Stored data
————

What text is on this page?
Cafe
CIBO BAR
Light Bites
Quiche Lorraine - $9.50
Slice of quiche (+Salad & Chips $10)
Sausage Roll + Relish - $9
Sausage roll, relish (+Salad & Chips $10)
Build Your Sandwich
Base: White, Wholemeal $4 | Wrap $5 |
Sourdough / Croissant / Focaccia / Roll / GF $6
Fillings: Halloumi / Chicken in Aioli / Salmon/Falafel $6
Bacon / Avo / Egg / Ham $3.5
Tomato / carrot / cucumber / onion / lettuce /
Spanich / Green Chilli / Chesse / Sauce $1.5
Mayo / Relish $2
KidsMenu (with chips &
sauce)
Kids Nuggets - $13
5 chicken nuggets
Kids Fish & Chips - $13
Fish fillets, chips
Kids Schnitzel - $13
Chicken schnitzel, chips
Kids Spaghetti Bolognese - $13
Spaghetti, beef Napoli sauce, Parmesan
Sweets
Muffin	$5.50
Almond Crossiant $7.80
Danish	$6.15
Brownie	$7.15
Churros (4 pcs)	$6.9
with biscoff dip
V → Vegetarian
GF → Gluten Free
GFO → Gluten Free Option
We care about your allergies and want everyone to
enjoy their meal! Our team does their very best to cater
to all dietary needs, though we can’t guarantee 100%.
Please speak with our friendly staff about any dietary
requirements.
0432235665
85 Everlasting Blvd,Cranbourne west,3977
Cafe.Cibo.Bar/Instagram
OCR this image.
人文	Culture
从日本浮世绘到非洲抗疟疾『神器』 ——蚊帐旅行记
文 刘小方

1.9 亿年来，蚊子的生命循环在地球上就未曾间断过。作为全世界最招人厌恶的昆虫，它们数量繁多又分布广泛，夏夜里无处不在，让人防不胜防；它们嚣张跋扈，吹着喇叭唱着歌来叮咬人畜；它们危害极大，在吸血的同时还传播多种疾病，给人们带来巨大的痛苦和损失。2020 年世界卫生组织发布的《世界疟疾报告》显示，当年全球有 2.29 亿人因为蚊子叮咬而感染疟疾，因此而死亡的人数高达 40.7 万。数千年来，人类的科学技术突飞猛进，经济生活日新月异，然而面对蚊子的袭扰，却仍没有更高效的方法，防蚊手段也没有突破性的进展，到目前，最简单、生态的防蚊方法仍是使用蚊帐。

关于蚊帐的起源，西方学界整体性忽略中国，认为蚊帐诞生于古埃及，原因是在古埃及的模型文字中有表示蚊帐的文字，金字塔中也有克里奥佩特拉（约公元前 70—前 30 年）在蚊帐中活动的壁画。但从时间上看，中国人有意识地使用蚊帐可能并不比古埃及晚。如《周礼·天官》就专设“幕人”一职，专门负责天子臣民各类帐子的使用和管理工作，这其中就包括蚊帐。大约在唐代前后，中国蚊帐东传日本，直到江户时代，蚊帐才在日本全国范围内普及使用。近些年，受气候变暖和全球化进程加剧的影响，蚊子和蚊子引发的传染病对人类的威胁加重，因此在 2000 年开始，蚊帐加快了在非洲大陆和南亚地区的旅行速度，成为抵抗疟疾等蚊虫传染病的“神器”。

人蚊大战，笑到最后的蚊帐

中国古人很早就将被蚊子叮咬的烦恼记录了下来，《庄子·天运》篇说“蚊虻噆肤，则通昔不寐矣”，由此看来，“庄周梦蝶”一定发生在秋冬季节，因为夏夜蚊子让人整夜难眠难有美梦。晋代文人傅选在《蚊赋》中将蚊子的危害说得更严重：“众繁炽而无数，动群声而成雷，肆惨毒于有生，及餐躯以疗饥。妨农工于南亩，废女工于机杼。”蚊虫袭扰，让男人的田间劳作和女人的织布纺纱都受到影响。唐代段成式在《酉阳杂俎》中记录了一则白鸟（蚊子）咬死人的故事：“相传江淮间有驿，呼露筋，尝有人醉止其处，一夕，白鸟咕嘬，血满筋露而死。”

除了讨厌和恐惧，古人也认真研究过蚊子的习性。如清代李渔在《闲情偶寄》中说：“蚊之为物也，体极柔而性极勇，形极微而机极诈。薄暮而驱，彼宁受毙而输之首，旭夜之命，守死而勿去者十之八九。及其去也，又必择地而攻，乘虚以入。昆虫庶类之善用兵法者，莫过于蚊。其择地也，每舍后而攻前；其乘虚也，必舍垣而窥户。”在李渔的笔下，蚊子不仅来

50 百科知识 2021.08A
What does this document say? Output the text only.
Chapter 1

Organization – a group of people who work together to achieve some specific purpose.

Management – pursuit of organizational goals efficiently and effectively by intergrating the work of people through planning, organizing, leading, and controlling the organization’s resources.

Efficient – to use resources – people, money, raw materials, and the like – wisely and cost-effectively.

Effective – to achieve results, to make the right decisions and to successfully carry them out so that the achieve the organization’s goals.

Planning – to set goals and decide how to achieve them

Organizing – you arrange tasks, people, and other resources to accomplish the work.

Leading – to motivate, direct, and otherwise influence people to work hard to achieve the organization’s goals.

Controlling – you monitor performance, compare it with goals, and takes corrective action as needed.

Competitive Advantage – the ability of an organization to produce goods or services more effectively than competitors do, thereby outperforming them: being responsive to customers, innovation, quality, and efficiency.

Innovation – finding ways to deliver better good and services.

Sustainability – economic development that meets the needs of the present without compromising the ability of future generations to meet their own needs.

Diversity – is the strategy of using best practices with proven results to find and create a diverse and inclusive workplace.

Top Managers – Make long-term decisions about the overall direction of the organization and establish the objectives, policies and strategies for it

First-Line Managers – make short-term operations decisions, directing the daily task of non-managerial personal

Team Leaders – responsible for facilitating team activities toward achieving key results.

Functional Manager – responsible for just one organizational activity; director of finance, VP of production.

————

▶ **STATED EXERCISE**
Find the string "them" in the records, then copy each line where it occurs.

▶ **COMPLETE OUTPUT**
Effective – to achieve results, to make the right decisions and to successfully carry them out so that the achieve the organization’s goals.
Planning – to set goals and decide how to achieve them
Competitive Advantage – the ability of an organization to produce goods or services more effectively than competitors do, thereby outperforming them: being responsive to customers, innovation, quality, and efficiency.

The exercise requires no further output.